Stored records:
╔══

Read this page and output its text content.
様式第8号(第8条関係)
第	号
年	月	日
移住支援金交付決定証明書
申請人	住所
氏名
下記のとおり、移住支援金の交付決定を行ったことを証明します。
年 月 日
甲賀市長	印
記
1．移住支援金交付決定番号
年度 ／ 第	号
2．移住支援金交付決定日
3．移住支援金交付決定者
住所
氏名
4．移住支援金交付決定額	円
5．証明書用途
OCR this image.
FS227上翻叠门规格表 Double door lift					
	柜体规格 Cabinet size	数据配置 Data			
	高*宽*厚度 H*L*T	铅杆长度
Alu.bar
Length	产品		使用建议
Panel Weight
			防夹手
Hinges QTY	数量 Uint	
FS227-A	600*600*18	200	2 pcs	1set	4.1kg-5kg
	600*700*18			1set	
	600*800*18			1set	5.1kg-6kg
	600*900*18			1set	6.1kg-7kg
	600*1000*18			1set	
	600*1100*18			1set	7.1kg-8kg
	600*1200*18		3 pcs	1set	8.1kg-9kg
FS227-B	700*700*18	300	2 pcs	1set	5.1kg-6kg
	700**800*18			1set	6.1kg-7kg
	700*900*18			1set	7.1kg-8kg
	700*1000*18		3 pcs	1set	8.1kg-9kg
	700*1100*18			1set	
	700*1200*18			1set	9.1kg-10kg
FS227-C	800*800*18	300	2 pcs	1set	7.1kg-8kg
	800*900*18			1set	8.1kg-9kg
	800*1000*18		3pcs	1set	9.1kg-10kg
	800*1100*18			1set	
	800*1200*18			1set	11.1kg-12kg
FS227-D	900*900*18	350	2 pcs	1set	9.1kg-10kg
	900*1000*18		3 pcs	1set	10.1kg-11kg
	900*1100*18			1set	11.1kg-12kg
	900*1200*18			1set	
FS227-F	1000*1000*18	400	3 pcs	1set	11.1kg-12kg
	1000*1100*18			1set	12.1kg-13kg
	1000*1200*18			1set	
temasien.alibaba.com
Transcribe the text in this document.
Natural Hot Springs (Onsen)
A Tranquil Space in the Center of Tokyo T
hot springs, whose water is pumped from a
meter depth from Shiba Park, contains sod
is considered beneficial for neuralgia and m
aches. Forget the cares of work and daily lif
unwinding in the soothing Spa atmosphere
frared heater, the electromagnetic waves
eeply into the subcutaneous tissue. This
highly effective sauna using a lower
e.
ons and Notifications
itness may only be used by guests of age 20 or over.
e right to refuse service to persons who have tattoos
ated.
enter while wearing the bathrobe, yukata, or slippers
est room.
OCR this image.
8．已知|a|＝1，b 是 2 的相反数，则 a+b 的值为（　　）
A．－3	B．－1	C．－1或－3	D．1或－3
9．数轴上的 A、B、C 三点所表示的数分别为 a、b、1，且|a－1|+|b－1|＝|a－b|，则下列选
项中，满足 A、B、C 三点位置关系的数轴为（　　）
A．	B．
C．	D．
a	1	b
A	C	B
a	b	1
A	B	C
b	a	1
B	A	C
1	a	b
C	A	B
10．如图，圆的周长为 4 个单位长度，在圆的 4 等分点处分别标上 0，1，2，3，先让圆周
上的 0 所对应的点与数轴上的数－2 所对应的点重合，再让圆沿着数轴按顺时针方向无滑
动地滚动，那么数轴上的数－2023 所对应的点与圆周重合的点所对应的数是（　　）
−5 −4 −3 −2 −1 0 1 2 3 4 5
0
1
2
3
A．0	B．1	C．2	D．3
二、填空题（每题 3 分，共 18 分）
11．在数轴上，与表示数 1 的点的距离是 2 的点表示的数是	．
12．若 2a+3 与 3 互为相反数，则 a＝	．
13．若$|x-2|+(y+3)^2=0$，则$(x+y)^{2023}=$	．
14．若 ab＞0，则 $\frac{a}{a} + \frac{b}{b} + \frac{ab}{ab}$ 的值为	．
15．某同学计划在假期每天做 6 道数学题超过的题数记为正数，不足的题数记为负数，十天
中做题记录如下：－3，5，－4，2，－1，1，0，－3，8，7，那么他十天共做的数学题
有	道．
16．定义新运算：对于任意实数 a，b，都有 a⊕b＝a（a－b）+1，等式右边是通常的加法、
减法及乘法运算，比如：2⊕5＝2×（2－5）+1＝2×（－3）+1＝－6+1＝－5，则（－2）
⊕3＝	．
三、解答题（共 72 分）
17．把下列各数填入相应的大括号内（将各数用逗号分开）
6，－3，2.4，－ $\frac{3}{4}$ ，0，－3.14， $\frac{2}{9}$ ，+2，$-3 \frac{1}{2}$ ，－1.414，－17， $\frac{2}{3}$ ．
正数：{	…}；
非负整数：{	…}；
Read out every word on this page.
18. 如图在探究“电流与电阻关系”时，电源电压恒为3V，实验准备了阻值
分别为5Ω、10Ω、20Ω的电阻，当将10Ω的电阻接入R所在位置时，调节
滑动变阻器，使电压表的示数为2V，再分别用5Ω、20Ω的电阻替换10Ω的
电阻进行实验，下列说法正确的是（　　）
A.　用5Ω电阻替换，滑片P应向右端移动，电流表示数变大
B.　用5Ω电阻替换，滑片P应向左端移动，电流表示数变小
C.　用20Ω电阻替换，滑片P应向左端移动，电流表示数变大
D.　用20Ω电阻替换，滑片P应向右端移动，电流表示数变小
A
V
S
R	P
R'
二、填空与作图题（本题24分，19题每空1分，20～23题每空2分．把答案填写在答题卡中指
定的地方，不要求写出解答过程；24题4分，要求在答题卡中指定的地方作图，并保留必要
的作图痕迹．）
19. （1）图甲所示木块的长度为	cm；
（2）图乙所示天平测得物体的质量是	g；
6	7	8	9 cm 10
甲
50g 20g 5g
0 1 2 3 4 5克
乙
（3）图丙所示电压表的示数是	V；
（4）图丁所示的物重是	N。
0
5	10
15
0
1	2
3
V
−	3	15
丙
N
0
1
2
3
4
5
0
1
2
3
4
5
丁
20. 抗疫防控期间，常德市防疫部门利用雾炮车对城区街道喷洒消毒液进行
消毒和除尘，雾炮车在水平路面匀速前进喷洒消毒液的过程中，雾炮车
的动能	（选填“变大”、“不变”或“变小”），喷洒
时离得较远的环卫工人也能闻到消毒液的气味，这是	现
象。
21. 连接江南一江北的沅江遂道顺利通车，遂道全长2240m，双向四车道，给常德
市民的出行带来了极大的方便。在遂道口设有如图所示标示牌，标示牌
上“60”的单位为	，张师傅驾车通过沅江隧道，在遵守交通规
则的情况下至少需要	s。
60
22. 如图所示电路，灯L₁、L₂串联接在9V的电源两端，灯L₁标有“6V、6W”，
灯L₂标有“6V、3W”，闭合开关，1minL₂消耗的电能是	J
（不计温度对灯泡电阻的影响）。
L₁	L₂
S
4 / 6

╚══

Goal: In the records above, how many lines contain the word "电流表示数变小"? Give the number alone.

Final result: 2